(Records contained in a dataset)
--- START ---

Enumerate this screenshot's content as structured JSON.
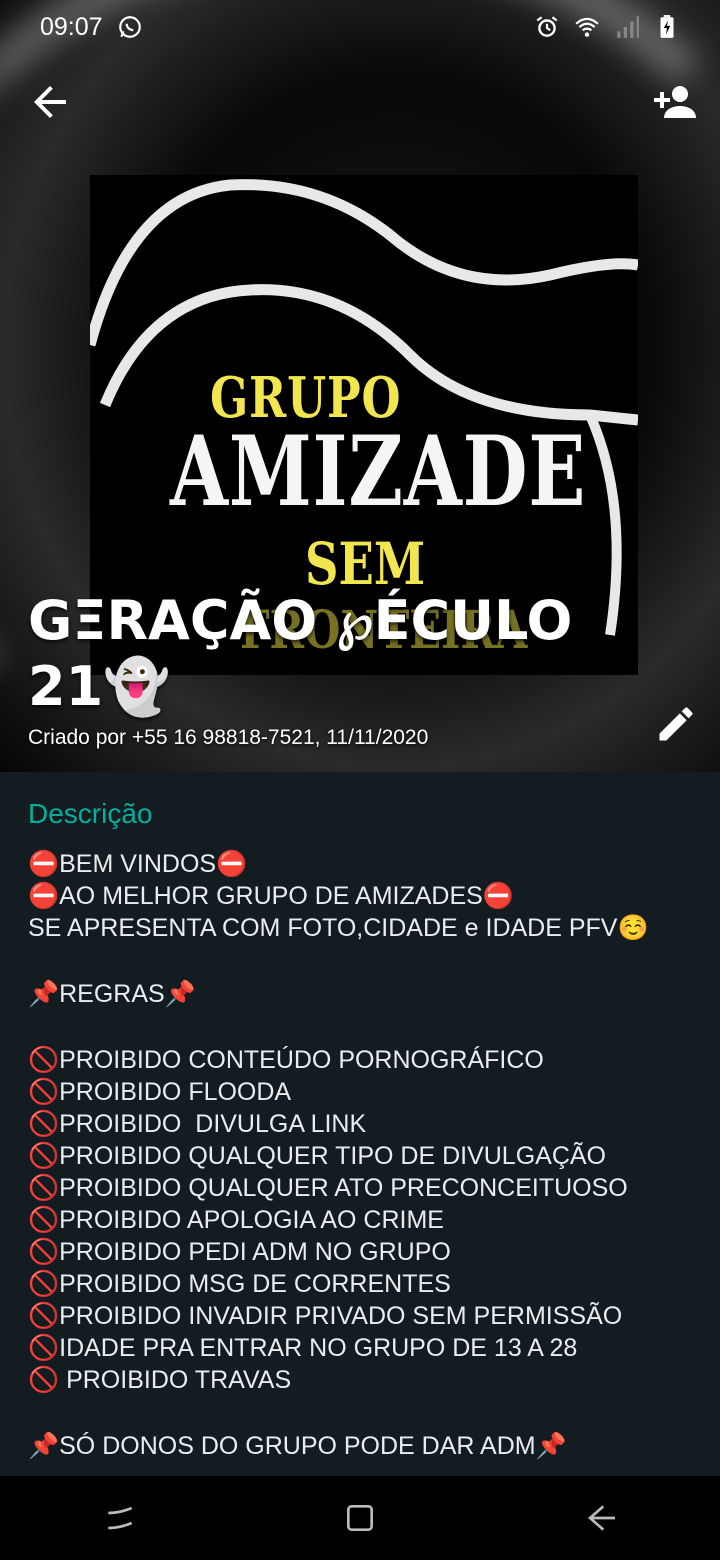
{
  "status_bar": {
    "time": "09:07",
    "icons": [
      "whatsapp-icon",
      "alarm-icon",
      "wifi-icon",
      "signal-icon",
      "battery-icon"
    ]
  },
  "header": {
    "back_icon": "arrow-left-icon",
    "add_participant_icon": "add-person-icon",
    "logo": {
      "line1": "GRUPO",
      "line2": "AMIZADE",
      "line3": "SEM",
      "line4": "FRONTEIRA"
    },
    "title_line1": "GΞRAÇÃO ℘ÉCULO",
    "title_line2": "21👻",
    "created_by": "Criado por +55 16 98818-7521, 11/11/2020",
    "edit_icon": "pencil-icon"
  },
  "description": {
    "label": "Descrição",
    "lines": [
      "⛔BEM VINDOS⛔",
      "⛔AO MELHOR GRUPO DE AMIZADES⛔",
      "SE APRESENTA COM FOTO,CIDADE e IDADE PFV☺️",
      "",
      "📌REGRAS📌",
      "",
      "🚫PROIBIDO CONTEÚDO PORNOGRÁFICO",
      "🚫PROIBIDO FLOODA",
      "🚫PROIBIDO  DIVULGA LINK",
      "🚫PROIBIDO QUALQUER TIPO DE DIVULGAÇÃO",
      "🚫PROIBIDO QUALQUER ATO PRECONCEITUOSO",
      "🚫PROIBIDO APOLOGIA AO CRIME",
      "🚫PROIBIDO PEDI ADM NO GRUPO",
      "🚫PROIBIDO MSG DE CORRENTES",
      "🚫PROIBIDO INVADIR PRIVADO SEM PERMISSÃO",
      "🚫IDADE PRA ENTRAR NO GRUPO DE 13 A 28",
      "🚫 PROIBIDO TRAVAS",
      "",
      "📌SÓ DONOS DO GRUPO PODE DAR ADM📌"
    ]
  },
  "nav": {
    "recent_icon": "recent-apps-icon",
    "home_icon": "home-icon",
    "back_icon": "nav-back-icon"
  },
  "colors": {
    "accent": "#00af9c",
    "background": "#131c21",
    "text": "#e9edef"
  }
}
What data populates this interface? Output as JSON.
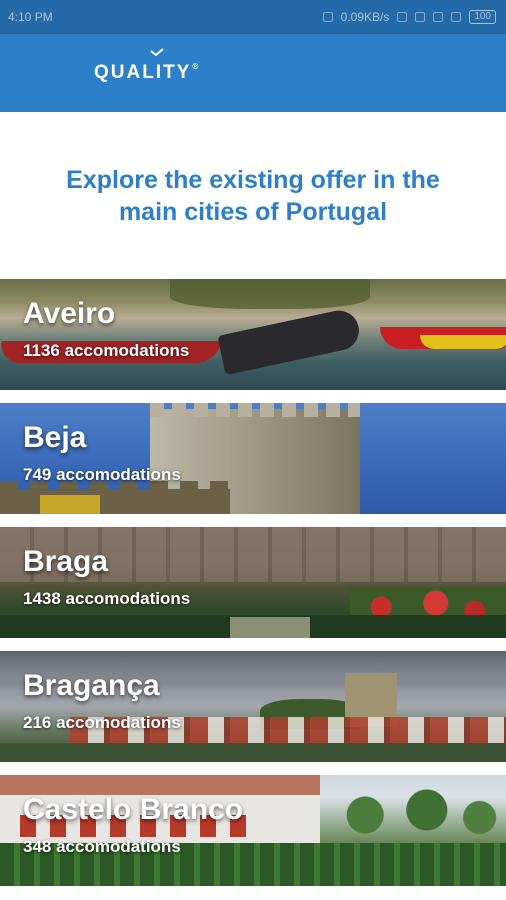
{
  "status_bar": {
    "time": "4:10 PM",
    "network_speed": "0.09KB/s",
    "battery": "100"
  },
  "header": {
    "logo_text": "QUALITY",
    "logo_mark": "®"
  },
  "intro": {
    "headline": "Explore the existing offer in the main cities of Portugal"
  },
  "cities": [
    {
      "name": "Aveiro",
      "count": "1136 accomodations"
    },
    {
      "name": "Beja",
      "count": "749 accomodations"
    },
    {
      "name": "Braga",
      "count": "1438 accomodations"
    },
    {
      "name": "Bragança",
      "count": "216 accomodations"
    },
    {
      "name": "Castelo Branco",
      "count": "348 accomodations"
    }
  ]
}
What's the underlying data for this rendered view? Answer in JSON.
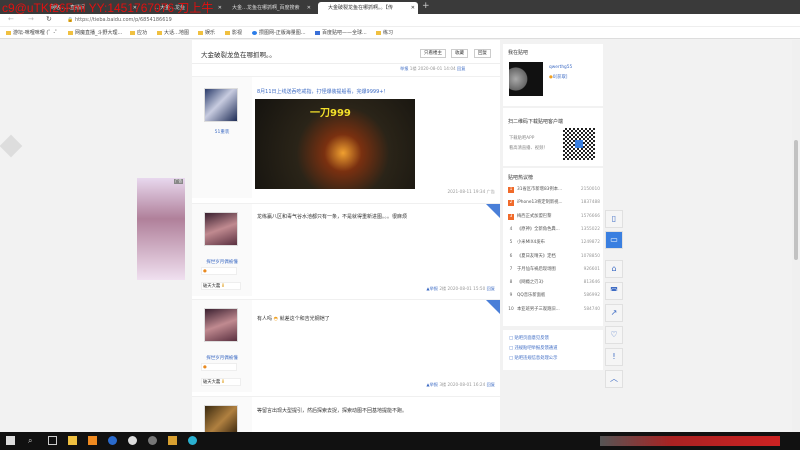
{
  "browser": {
    "tabs": [
      {
        "label": "网络……直播间"
      },
      {
        "label": "…大金…龙鱼"
      },
      {
        "label": "大金…龙鱼在哪抓啊_百度搜索"
      },
      {
        "label": "大金破裂龙鱼在哪抓啊。。【传"
      }
    ],
    "url": "https://tieba.baidu.com/p/6854186619",
    "watermark": "c9@uTKf26Fmi  YY:1451767076  刀上牛",
    "bookmarks": [
      "游坛-咪哩咪哩 (゜-゜",
      "网魔直播_斗野大理...",
      "应功",
      "大话…地图",
      "娱乐",
      "影视",
      "攒图网-正版海量图...",
      "百度贴吧——全球...",
      "练习"
    ]
  },
  "thread": {
    "title": "大金破裂龙鱼在哪抓啊。。",
    "buttons": {
      "only_op": "只看楼主",
      "collect": "收藏",
      "reply": "回复"
    },
    "first_meta": {
      "report": "举报",
      "floor": "1楼",
      "time": "2020-08-01 14:04",
      "reply": "回复"
    },
    "ad": {
      "user": "51重装",
      "text": "8月11日上线送吞吃戒指，打怪爆装提船看，完爆9999+！",
      "banner": "一刀999",
      "time": "2021-08-11 19:34",
      "tag": "广告"
    },
    "posts": [
      {
        "user": "探世岁月偶被懂",
        "rank": "破天大蠢",
        "level": "8",
        "text": "龙练赢八区和毒气谷水池都只有一条，不是就得重新进图。。。很麻烦",
        "report": "举报",
        "floor": "2楼",
        "time": "2020-08-01 15:50",
        "reply": "回复"
      },
      {
        "user": "探世岁月偶被懂",
        "rank": "破天大蠢",
        "level": "8",
        "text": "有人吗",
        "text2": "就差这个和吉光钢铠了",
        "report": "举报",
        "floor": "3楼",
        "time": "2020-08-01 16:24",
        "reply": "回复"
      },
      {
        "text": "等留言出现大型提引，然后探索去捉，探索动图不回基地提能不跑。"
      }
    ]
  },
  "sidebar": {
    "my_tieba": "我在贴吧",
    "username": "qwerthg55",
    "rank_link": "0[获取]",
    "qr_title": "扫二维码下载贴吧客户端",
    "qr_line1": "下载贴吧APP",
    "qr_line2": "看高清直播、视频！",
    "hot_title": "贴吧热议榜",
    "hot": [
      {
        "n": "1",
        "t": "31省区市新增83例本...",
        "v": "2150010"
      },
      {
        "n": "2",
        "t": "iPhone13将定制新视...",
        "v": "1837488"
      },
      {
        "n": "3",
        "t": "梅西正式加盟巴黎",
        "v": "1576666"
      },
      {
        "n": "4",
        "t": "《原神》全新角色典...",
        "v": "1355022"
      },
      {
        "n": "5",
        "t": "小米MIX4发布",
        "v": "1249872"
      },
      {
        "n": "6",
        "t": "《夏日友晴天》定档",
        "v": "1078850"
      },
      {
        "n": "7",
        "t": "于月仙车祸后现场图",
        "v": "926601"
      },
      {
        "n": "8",
        "t": "《网瘾之刃3》",
        "v": "813646"
      },
      {
        "n": "9",
        "t": "QQ音乐新面板",
        "v": "586992"
      },
      {
        "n": "10",
        "t": "本亚班男子三观跑旧...",
        "v": "584740"
      }
    ],
    "links": [
      "贴吧页面意见反馈",
      "违规贴吧举报反馈通道",
      "贴吧违规信息处理公示"
    ]
  },
  "ad_left_tag": "广告"
}
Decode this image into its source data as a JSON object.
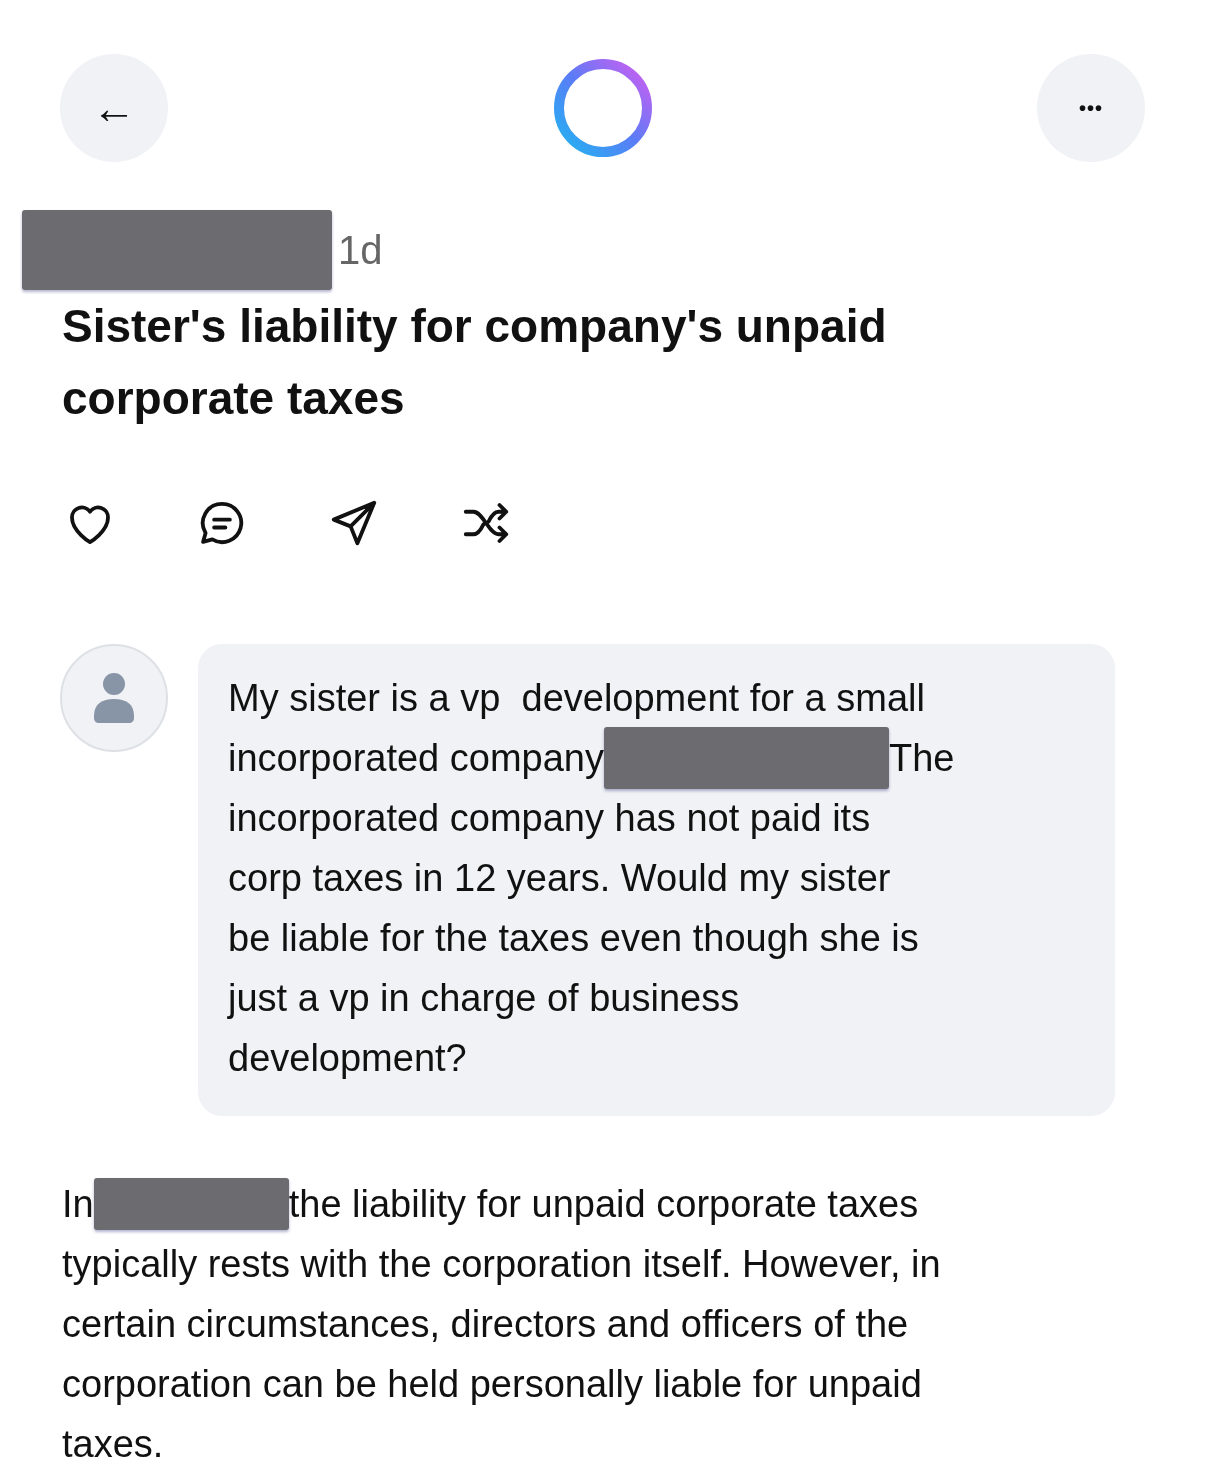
{
  "header": {
    "back_button": "←",
    "more_button": "•••"
  },
  "post": {
    "author_redacted": true,
    "age": "1d",
    "title": "Sister's liability for company's unpaid corporate taxes"
  },
  "actions": [
    {
      "kind": "like"
    },
    {
      "kind": "comment"
    },
    {
      "kind": "share"
    },
    {
      "kind": "remix"
    }
  ],
  "question": {
    "lines": [
      [
        {
          "kind": "text",
          "text": "My sister is a vp  development for a small"
        }
      ],
      [
        {
          "kind": "text",
          "text": "incorporated company"
        },
        {
          "kind": "redaction"
        },
        {
          "kind": "text",
          "text": "The"
        }
      ],
      [
        {
          "kind": "text",
          "text": "incorporated company has not paid its"
        }
      ],
      [
        {
          "kind": "text",
          "text": "corp taxes in 12 years. Would my sister"
        }
      ],
      [
        {
          "kind": "text",
          "text": "be liable for the taxes even though she is"
        }
      ],
      [
        {
          "kind": "text",
          "text": "just a vp in charge of business"
        }
      ],
      [
        {
          "kind": "text",
          "text": "development?"
        }
      ]
    ]
  },
  "answer": {
    "lines": [
      [
        {
          "kind": "text",
          "text": "In"
        },
        {
          "kind": "redaction"
        },
        {
          "kind": "text",
          "text": "the liability for unpaid corporate taxes"
        }
      ],
      [
        {
          "kind": "text",
          "text": "typically rests with the corporation itself. However, in"
        }
      ],
      [
        {
          "kind": "text",
          "text": "certain circumstances, directors and officers of the"
        }
      ],
      [
        {
          "kind": "text",
          "text": "corporation can be held personally liable for unpaid"
        }
      ],
      [
        {
          "kind": "text",
          "text": "taxes."
        }
      ]
    ]
  }
}
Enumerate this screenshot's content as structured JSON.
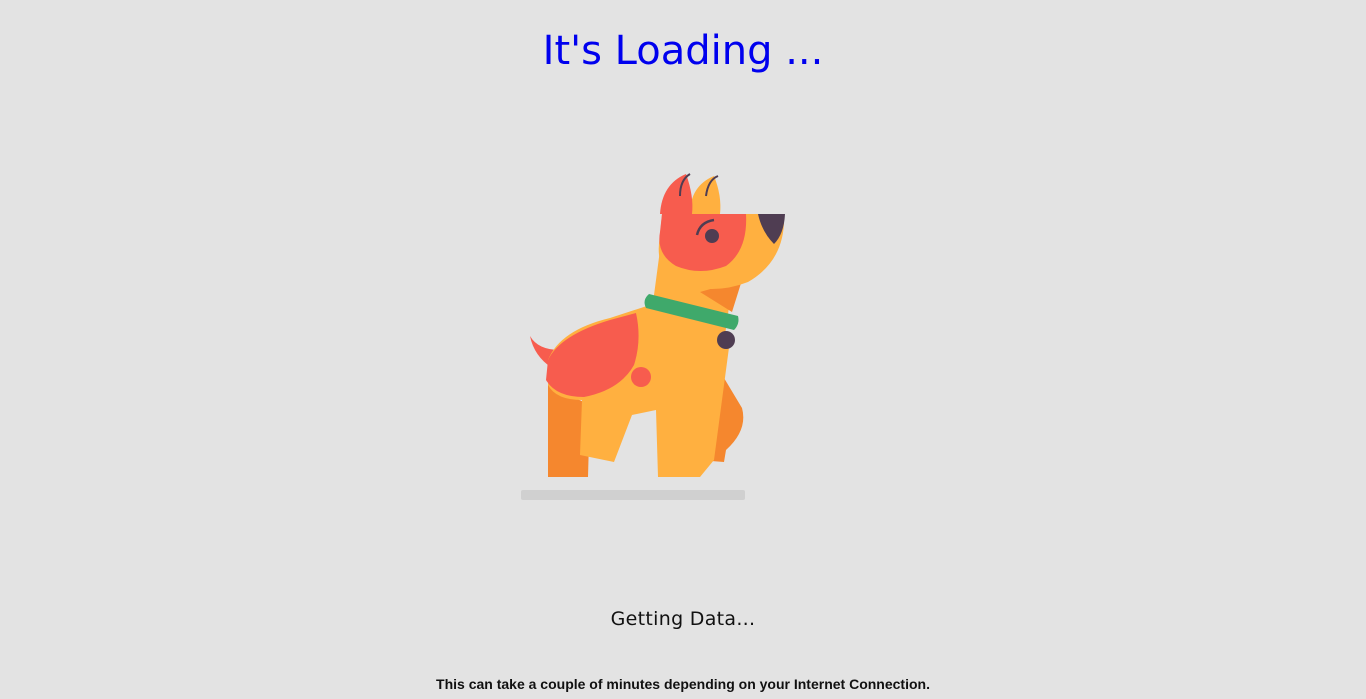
{
  "loader": {
    "title": "It's Loading ...",
    "status": "Getting Data...",
    "note": "This can take a couple of minutes depending on your Internet Connection.",
    "icon": "dog-illustration"
  },
  "colors": {
    "background": "#e3e3e3",
    "title": "#0000ee",
    "dog_body": "#ffb040",
    "dog_spots": "#f75c4e",
    "dog_shadow_legs": "#f5872e",
    "collar": "#3fa96b",
    "dark": "#4f3d52",
    "floor_shadow": "#d0d0d0"
  }
}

--- END ---

**THE TASK**
Collect from the data above every line that includes "taxes".

**THE SOLUTION**
    "title": "Sister's liability for company's unpaid corporate taxes"
          "text": "corp taxes in 12 years. Would my sister"
          "text": "be liable for the taxes even though she is"
          "text": "the liability for unpaid corporate taxes"
          "text": "taxes."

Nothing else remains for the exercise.